Aim: It is required that all of the data be written out exactly.

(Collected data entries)
^^^^^^^^
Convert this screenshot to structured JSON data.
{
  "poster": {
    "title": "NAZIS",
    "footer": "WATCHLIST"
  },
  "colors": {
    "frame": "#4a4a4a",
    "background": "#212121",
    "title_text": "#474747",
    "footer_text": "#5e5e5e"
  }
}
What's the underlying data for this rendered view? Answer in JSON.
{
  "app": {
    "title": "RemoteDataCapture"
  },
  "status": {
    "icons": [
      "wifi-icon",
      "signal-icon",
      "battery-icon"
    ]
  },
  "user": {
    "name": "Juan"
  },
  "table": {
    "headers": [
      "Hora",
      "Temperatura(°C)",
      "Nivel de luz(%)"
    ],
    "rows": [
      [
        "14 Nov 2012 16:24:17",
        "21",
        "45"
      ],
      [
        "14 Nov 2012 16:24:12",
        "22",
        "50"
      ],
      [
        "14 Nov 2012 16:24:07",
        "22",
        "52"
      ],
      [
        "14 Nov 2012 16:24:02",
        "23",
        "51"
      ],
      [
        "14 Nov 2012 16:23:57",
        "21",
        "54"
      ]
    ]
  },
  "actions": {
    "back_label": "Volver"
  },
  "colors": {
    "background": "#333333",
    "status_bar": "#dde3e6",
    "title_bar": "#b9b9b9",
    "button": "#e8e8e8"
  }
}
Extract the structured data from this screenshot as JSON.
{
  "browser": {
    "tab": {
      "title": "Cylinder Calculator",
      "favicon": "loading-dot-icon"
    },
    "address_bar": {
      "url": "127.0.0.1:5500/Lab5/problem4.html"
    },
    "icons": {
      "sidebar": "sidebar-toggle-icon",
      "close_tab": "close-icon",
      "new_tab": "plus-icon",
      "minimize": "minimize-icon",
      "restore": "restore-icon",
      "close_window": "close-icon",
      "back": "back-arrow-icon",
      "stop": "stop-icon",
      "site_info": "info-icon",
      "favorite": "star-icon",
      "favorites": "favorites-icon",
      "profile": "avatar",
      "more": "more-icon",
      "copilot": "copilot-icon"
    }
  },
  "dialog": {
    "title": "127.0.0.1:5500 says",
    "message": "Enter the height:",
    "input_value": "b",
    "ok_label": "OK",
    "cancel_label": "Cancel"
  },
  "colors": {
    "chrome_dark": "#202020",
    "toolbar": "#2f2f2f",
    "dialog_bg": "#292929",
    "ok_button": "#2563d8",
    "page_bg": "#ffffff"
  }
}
^^^^^^^^
Written reply:
Convert this screenshot to structured JSON data.
{
  "poster": {
    "title": "NAZIS",
    "footer": "WATCHLIST"
  },
  "colors": {
    "frame": "#4a4a4a",
    "background": "#212121",
    "title_text": "#474747",
    "footer_text": "#5e5e5e"
  }
}
What's the underlying data for this rendered view? Answer in JSON.
{
  "app": {
    "title": "RemoteDataCapture"
  },
  "status": {
    "icons": [
      "wifi-icon",
      "signal-icon",
      "battery-icon"
    ]
  },
  "user": {
    "name": "Juan"
  },
  "table": {
    "headers": [
      "Hora",
      "Temperatura(°C)",
      "Nivel de luz(%)"
    ],
    "rows": [
      [
        "14 Nov 2012 16:24:17",
        "21",
        "45"
      ],
      [
        "14 Nov 2012 16:24:12",
        "22",
        "50"
      ],
      [
        "14 Nov 2012 16:24:07",
        "22",
        "52"
      ],
      [
        "14 Nov 2012 16:24:02",
        "23",
        "51"
      ],
      [
        "14 Nov 2012 16:23:57",
        "21",
        "54"
      ]
    ]
  },
  "actions": {
    "back_label": "Volver"
  },
  "colors": {
    "background": "#333333",
    "status_bar": "#dde3e6",
    "title_bar": "#b9b9b9",
    "button": "#e8e8e8"
  }
}
Extract the structured data from this screenshot as JSON.
{
  "browser": {
    "tab": {
      "title": "Cylinder Calculator",
      "favicon": "loading-dot-icon"
    },
    "address_bar": {
      "url": "127.0.0.1:5500/Lab5/problem4.html"
    },
    "icons": {
      "sidebar": "sidebar-toggle-icon",
      "close_tab": "close-icon",
      "new_tab": "plus-icon",
      "minimize": "minimize-icon",
      "restore": "restore-icon",
      "close_window": "close-icon",
      "back": "back-arrow-icon",
      "stop": "stop-icon",
      "site_info": "info-icon",
      "favorite": "star-icon",
      "favorites": "favorites-icon",
      "profile": "avatar",
      "more": "more-icon",
      "copilot": "copilot-icon"
    }
  },
  "dialog": {
    "title": "127.0.0.1:5500 says",
    "message": "Enter the height:",
    "input_value": "b",
    "ok_label": "OK",
    "cancel_label": "Cancel"
  },
  "colors": {
    "chrome_dark": "#202020",
    "toolbar": "#2f2f2f",
    "dialog_bg": "#292929",
    "ok_button": "#2563d8",
    "page_bg": "#ffffff"
  }
}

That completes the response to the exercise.